Make an exact transcription of the material, leaving out all images.

━━━━━━━━━━

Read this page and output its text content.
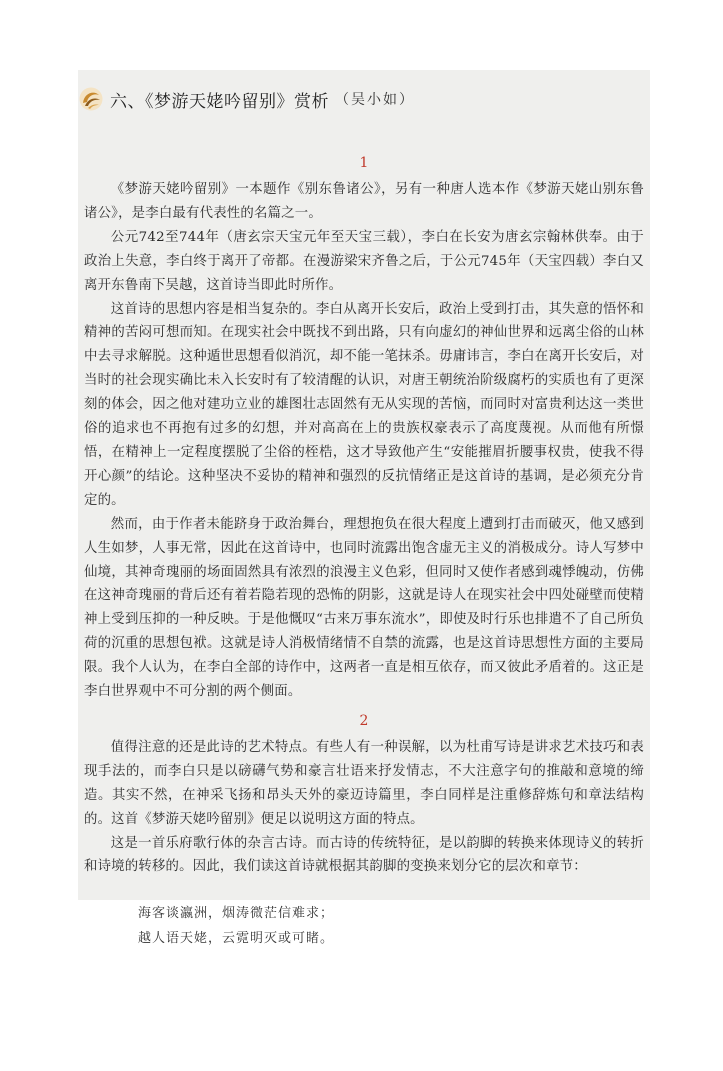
六、《梦游天姥吟留别》赏析 （吴小如）
1

《梦游天姥吟留别》一本题作《别东鲁诸公》，另有一种唐人选本作《梦游天姥山别东鲁诸公》，是李白最有代表性的名篇之一。

公元742至744年（唐玄宗天宝元年至天宝三载），李白在长安为唐玄宗翰林供奉。由于政治上失意，李白终于离开了帝都。在漫游梁宋齐鲁之后，于公元745年（天宝四载）李白又离开东鲁南下吴越，这首诗当即此时所作。

这首诗的思想内容是相当复杂的。李白从离开长安后，政治上受到打击，其失意的悟怀和精神的苦闷可想而知。在现实社会中既找不到出路，只有向虚幻的神仙世界和远离尘俗的山林中去寻求解脱。这种遁世思想看似消沉，却不能一笔抹杀。毋庸讳言，李白在离开长安后，对当时的社会现实确比未入长安时有了较清醒的认识，对唐王朝统治阶级腐朽的实质也有了更深刻的体会，因之他对建功立业的雄图壮志固然有无从实现的苦恼，而同时对富贵利达这一类世俗的追求也不再抱有过多的幻想，并对高高在上的贵族权豪表示了高度蔑视。从而他有所憬悟，在精神上一定程度摆脱了尘俗的桎梏，这才导致他产生“安能摧眉折腰事权贵，使我不得开心颜”的结论。这种坚决不妥协的精神和强烈的反抗情绪正是这首诗的基调，是必须充分肯定的。

然而，由于作者未能跻身于政治舞台，理想抱负在很大程度上遭到打击而破灭，他又感到人生如梦，人事无常，因此在这首诗中，也同时流露出饱含虚无主义的消极成分。诗人写梦中仙境，其神奇瑰丽的场面固然具有浓烈的浪漫主义色彩，但同时又使作者感到魂悸魄动，仿佛在这神奇瑰丽的背后还有着若隐若现的恐怖的阴影，这就是诗人在现实社会中四处碰壁而使精神上受到压抑的一种反映。于是他慨叹“古来万事东流水”，即使及时行乐也排遣不了自己所负荷的沉重的思想包袱。这就是诗人消极情绪情不自禁的流露，也是这首诗思想性方面的主要局限。我个人认为，在李白全部的诗作中，这两者一直是相互依存，而又彼此矛盾着的。这正是李白世界观中不可分割的两个侧面。

2

值得注意的还是此诗的艺术特点。有些人有一种误解，以为杜甫写诗是讲求艺术技巧和表现手法的，而李白只是以磅礴气势和豪言壮语来抒发情志，不大注意字句的推敲和意境的缔造。其实不然，在神采飞扬和昂头天外的豪迈诗篇里，李白同样是注重修辞炼句和章法结构的。这首《梦游天姥吟留别》便足以说明这方面的特点。

这是一首乐府歌行体的杂言古诗。而古诗的传统特征，是以韵脚的转换来体现诗义的转折和诗境的转移的。因此，我们读这首诗就根据其韵脚的变换来划分它的层次和章节：

海客谈瀛洲，烟涛微茫信难求；

越人语天姥，云霓明灭或可睹。
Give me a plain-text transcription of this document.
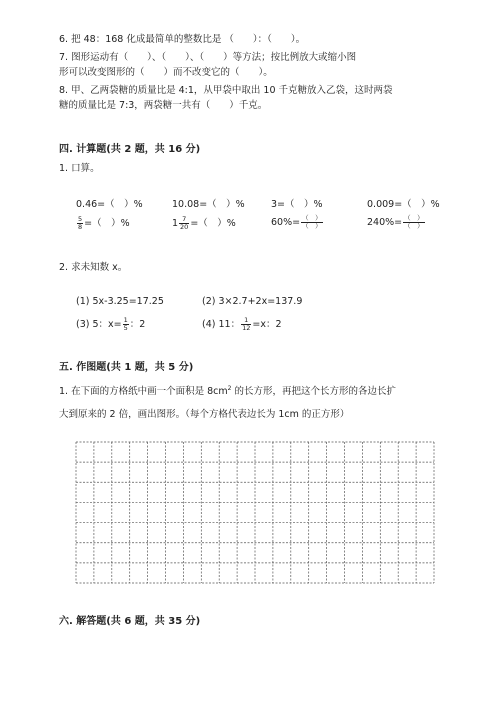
6. 把 48：168 化成最简单的整数比是 （　　）：（　　）。
7. 图形运动有（　　）、（　　）、（　　）等方法；按比例放大或缩小图
形可以改变图形的（　　）而不改变它的（　　）。
8. 甲、乙两袋糖的质量比是 4:1，从甲袋中取出 10 千克糖放入乙袋，这时两袋
糖的质量比是 7:3，两袋糖一共有（　　）千克。
四. 计算题(共 2 题，共 16 分)
1. 口算。
0.46=（　）%	10.08=（　）%	3=（　）%	0.009=（　）%
$\frac{5}{8}$ =（　）%	$1 \frac{7}{20}$ =（　）%	$60\%= \frac{( )}{( )}$	$240\%= \frac{( )}{( )}$
2. 求未知数 x。
(1) 5x-3.25=17.25	(2) 3×2.7+2x=137.9
(3) 5：$x= \frac{1}{5}$ ：2	(4) 11： $\frac{1}{12} =x$：2
五. 作图题(共 1 题，共 5 分)
1. 在下面的方格纸中画一个面积是 $8cm^2$ 的长方形，再把这个长方形的各边长扩
大到原来的 2 倍，画出图形。（每个方格代表边长为 1cm 的正方形）
六. 解答题(共 6 题，共 35 分)
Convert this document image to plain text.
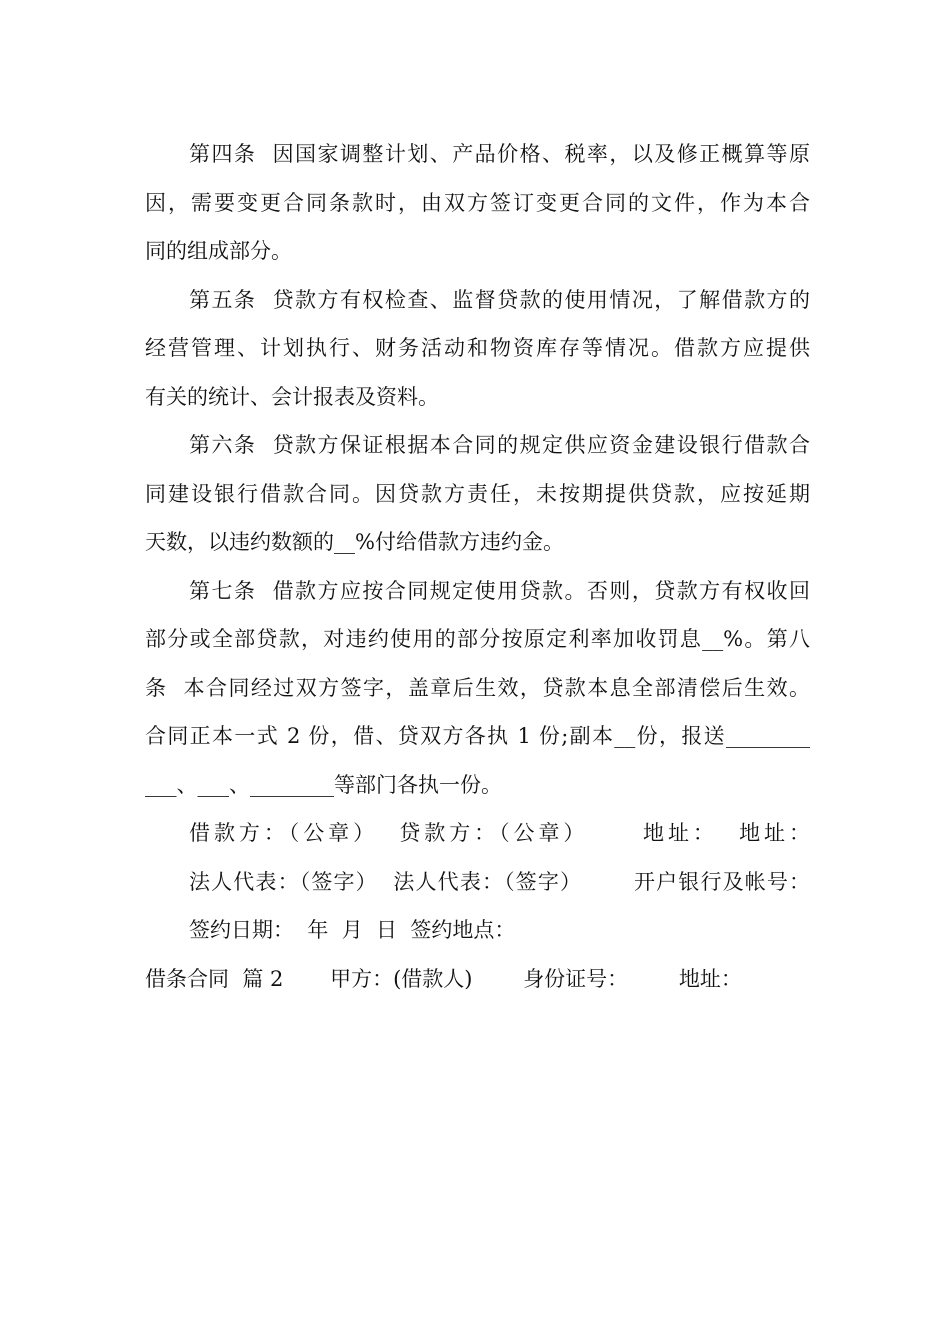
第四条  因国家调整计划、产品价格、税率，以及修正概算等原 因，需要变更合同条款时，由双方签订变更合同的文件，作为本合 同的组成部分。
第五条  贷款方有权检查、监督贷款的使用情况，了解借款方的 经营管理、计划执行、财务活动和物资库存等情况。借款方应提供 有关的统计、会计报表及资料。
第六条  贷款方保证根据本合同的规定供应资金建设银行借款合 同建设银行借款合同。因贷款方责任，未按期提供贷款，应按延期 天数，以违约数额的__%付给借款方违约金。
第七条  借款方应按合同规定使用贷款。否则，贷款方有权收回 部分或全部贷款，对违约使用的部分按原定利率加收罚息__%。第八 条  本合同经过双方签字，盖章后生效，贷款本息全部清偿后生效。 合同正本一式 2 份，借、贷双方各执 1 份;副本__份，报送________ ___、___、________等部门各执一份。
借款方：（公章）  贷款方：（公章）	地址：  地址： 法人代表：（签字）  法人代表：（签字） 开户银行及帐号： 签约日期：  年  月  日  签约地点：
借条合同  篇 2       甲方：(借款人) 身份证号： 地址：
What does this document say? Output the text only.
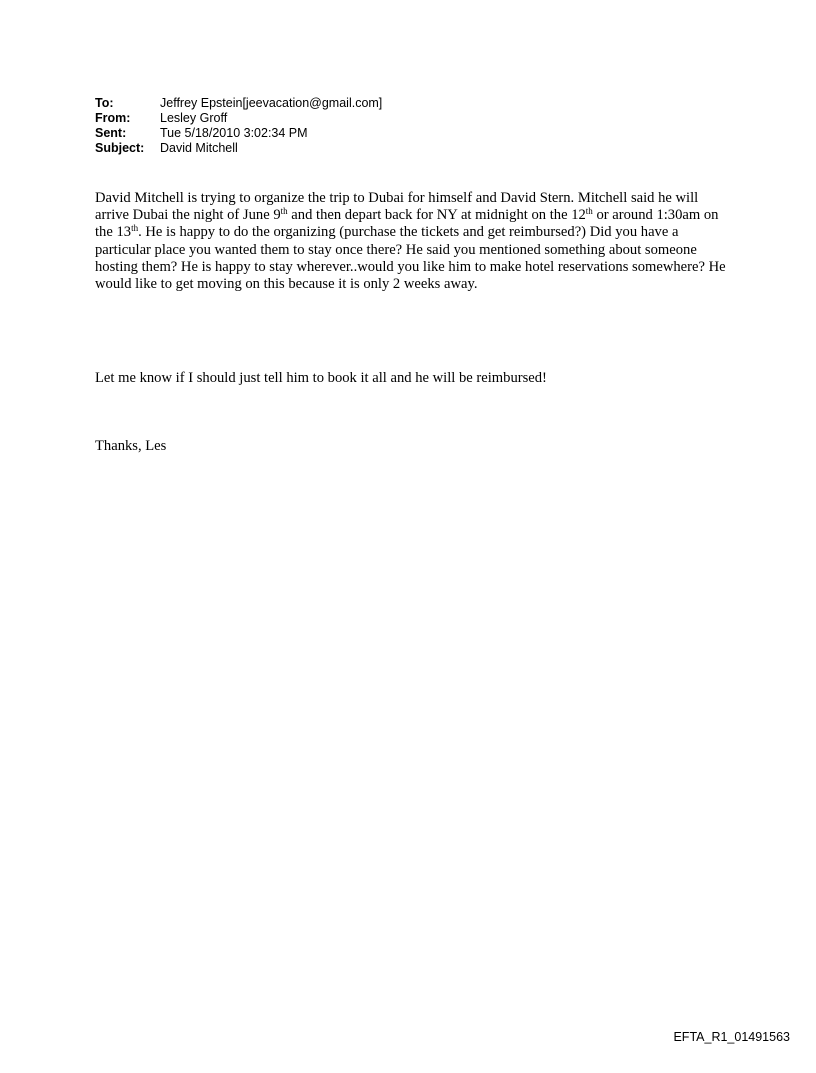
To:	Jeffrey Epstein[jeevacation@gmail.com]
From:	Lesley Groff
Sent:	Tue 5/18/2010 3:02:34 PM
Subject:	David Mitchell

David Mitchell is trying to organize the trip to Dubai for himself and David Stern. Mitchell said he will arrive Dubai the night of June 9th and then depart back for NY at midnight on the 12th or around 1:30am on the 13th. He is happy to do the organizing (purchase the tickets and get reimbursed?) Did you have a particular place you wanted them to stay once there? He said you mentioned something about someone hosting them? He is happy to stay wherever..would you like him to make hotel reservations somewhere? He would like to get moving on this because it is only 2 weeks away.

Let me know if I should just tell him to book it all and he will be reimbursed!

Thanks, Les

EFTA_R1_01491563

━━━━━━━━━━

* _Response to this exercise_
Read this page and output its text content.
六、《梦游天姥吟留别》赏析 （吴小如）
1

《梦游天姥吟留别》一本题作《别东鲁诸公》，另有一种唐人选本作《梦游天姥山别东鲁诸公》，是李白最有代表性的名篇之一。

公元742至744年（唐玄宗天宝元年至天宝三载），李白在长安为唐玄宗翰林供奉。由于政治上失意，李白终于离开了帝都。在漫游梁宋齐鲁之后，于公元745年（天宝四载）李白又离开东鲁南下吴越，这首诗当即此时所作。

这首诗的思想内容是相当复杂的。李白从离开长安后，政治上受到打击，其失意的悟怀和精神的苦闷可想而知。在现实社会中既找不到出路，只有向虚幻的神仙世界和远离尘俗的山林中去寻求解脱。这种遁世思想看似消沉，却不能一笔抹杀。毋庸讳言，李白在离开长安后，对当时的社会现实确比未入长安时有了较清醒的认识，对唐王朝统治阶级腐朽的实质也有了更深刻的体会，因之他对建功立业的雄图壮志固然有无从实现的苦恼，而同时对富贵利达这一类世俗的追求也不再抱有过多的幻想，并对高高在上的贵族权豪表示了高度蔑视。从而他有所憬悟，在精神上一定程度摆脱了尘俗的桎梏，这才导致他产生“安能摧眉折腰事权贵，使我不得开心颜”的结论。这种坚决不妥协的精神和强烈的反抗情绪正是这首诗的基调，是必须充分肯定的。

然而，由于作者未能跻身于政治舞台，理想抱负在很大程度上遭到打击而破灭，他又感到人生如梦，人事无常，因此在这首诗中，也同时流露出饱含虚无主义的消极成分。诗人写梦中仙境，其神奇瑰丽的场面固然具有浓烈的浪漫主义色彩，但同时又使作者感到魂悸魄动，仿佛在这神奇瑰丽的背后还有着若隐若现的恐怖的阴影，这就是诗人在现实社会中四处碰壁而使精神上受到压抑的一种反映。于是他慨叹“古来万事东流水”，即使及时行乐也排遣不了自己所负荷的沉重的思想包袱。这就是诗人消极情绪情不自禁的流露，也是这首诗思想性方面的主要局限。我个人认为，在李白全部的诗作中，这两者一直是相互依存，而又彼此矛盾着的。这正是李白世界观中不可分割的两个侧面。

2

值得注意的还是此诗的艺术特点。有些人有一种误解，以为杜甫写诗是讲求艺术技巧和表现手法的，而李白只是以磅礴气势和豪言壮语来抒发情志，不大注意字句的推敲和意境的缔造。其实不然，在神采飞扬和昂头天外的豪迈诗篇里，李白同样是注重修辞炼句和章法结构的。这首《梦游天姥吟留别》便足以说明这方面的特点。

这是一首乐府歌行体的杂言古诗。而古诗的传统特征，是以韵脚的转换来体现诗义的转折和诗境的转移的。因此，我们读这首诗就根据其韵脚的变换来划分它的层次和章节：

海客谈瀛洲，烟涛微茫信难求；

越人语天姥，云霓明灭或可睹。
Give me a plain-text transcription of this document.
6. 把 48：168 化成最简单的整数比是 （　　）：（　　）。
7. 图形运动有（　　）、（　　）、（　　）等方法；按比例放大或缩小图
形可以改变图形的（　　）而不改变它的（　　）。
8. 甲、乙两袋糖的质量比是 4:1，从甲袋中取出 10 千克糖放入乙袋，这时两袋
糖的质量比是 7:3，两袋糖一共有（　　）千克。
四. 计算题(共 2 题，共 16 分)
1. 口算。
0.46=（　）%	10.08=（　）%	3=（　）%	0.009=（　）%
$\frac{5}{8}$ =（　）%	$1 \frac{7}{20}$ =（　）%	$60\%= \frac{( )}{( )}$	$240\%= \frac{( )}{( )}$
2. 求未知数 x。
(1) 5x-3.25=17.25	(2) 3×2.7+2x=137.9
(3) 5：$x= \frac{1}{5}$ ：2	(4) 11： $\frac{1}{12} =x$：2
五. 作图题(共 1 题，共 5 分)
1. 在下面的方格纸中画一个面积是 $8cm^2$ 的长方形，再把这个长方形的各边长扩
大到原来的 2 倍，画出图形。（每个方格代表边长为 1cm 的正方形）
六. 解答题(共 6 题，共 35 分)
Convert this document image to plain text.
第四条  因国家调整计划、产品价格、税率，以及修正概算等原 因，需要变更合同条款时，由双方签订变更合同的文件，作为本合 同的组成部分。
第五条  贷款方有权检查、监督贷款的使用情况，了解借款方的 经营管理、计划执行、财务活动和物资库存等情况。借款方应提供 有关的统计、会计报表及资料。
第六条  贷款方保证根据本合同的规定供应资金建设银行借款合 同建设银行借款合同。因贷款方责任，未按期提供贷款，应按延期 天数，以违约数额的__%付给借款方违约金。
第七条  借款方应按合同规定使用贷款。否则，贷款方有权收回 部分或全部贷款，对违约使用的部分按原定利率加收罚息__%。第八 条  本合同经过双方签字，盖章后生效，贷款本息全部清偿后生效。 合同正本一式 2 份，借、贷双方各执 1 份;副本__份，报送________ ___、___、________等部门各执一份。
借款方：（公章）  贷款方：（公章）	地址：  地址： 法人代表：（签字）  法人代表：（签字） 开户银行及帐号： 签约日期：  年  月  日  签约地点：
借条合同  篇 2       甲方：(借款人) 身份证号： 地址：
What does this document say? Output the text only.
To:	Jeffrey Epstein[jeevacation@gmail.com]
From:	Lesley Groff
Sent:	Tue 5/18/2010 3:02:34 PM
Subject:	David Mitchell

David Mitchell is trying to organize the trip to Dubai for himself and David Stern. Mitchell said he will arrive Dubai the night of June 9th and then depart back for NY at midnight on the 12th or around 1:30am on the 13th. He is happy to do the organizing (purchase the tickets and get reimbursed?) Did you have a particular place you wanted them to stay once there? He said you mentioned something about someone hosting them? He is happy to stay wherever..would you like him to make hotel reservations somewhere? He would like to get moving on this because it is only 2 weeks away.

Let me know if I should just tell him to book it all and he will be reimbursed!

Thanks, Les

EFTA_R1_01491563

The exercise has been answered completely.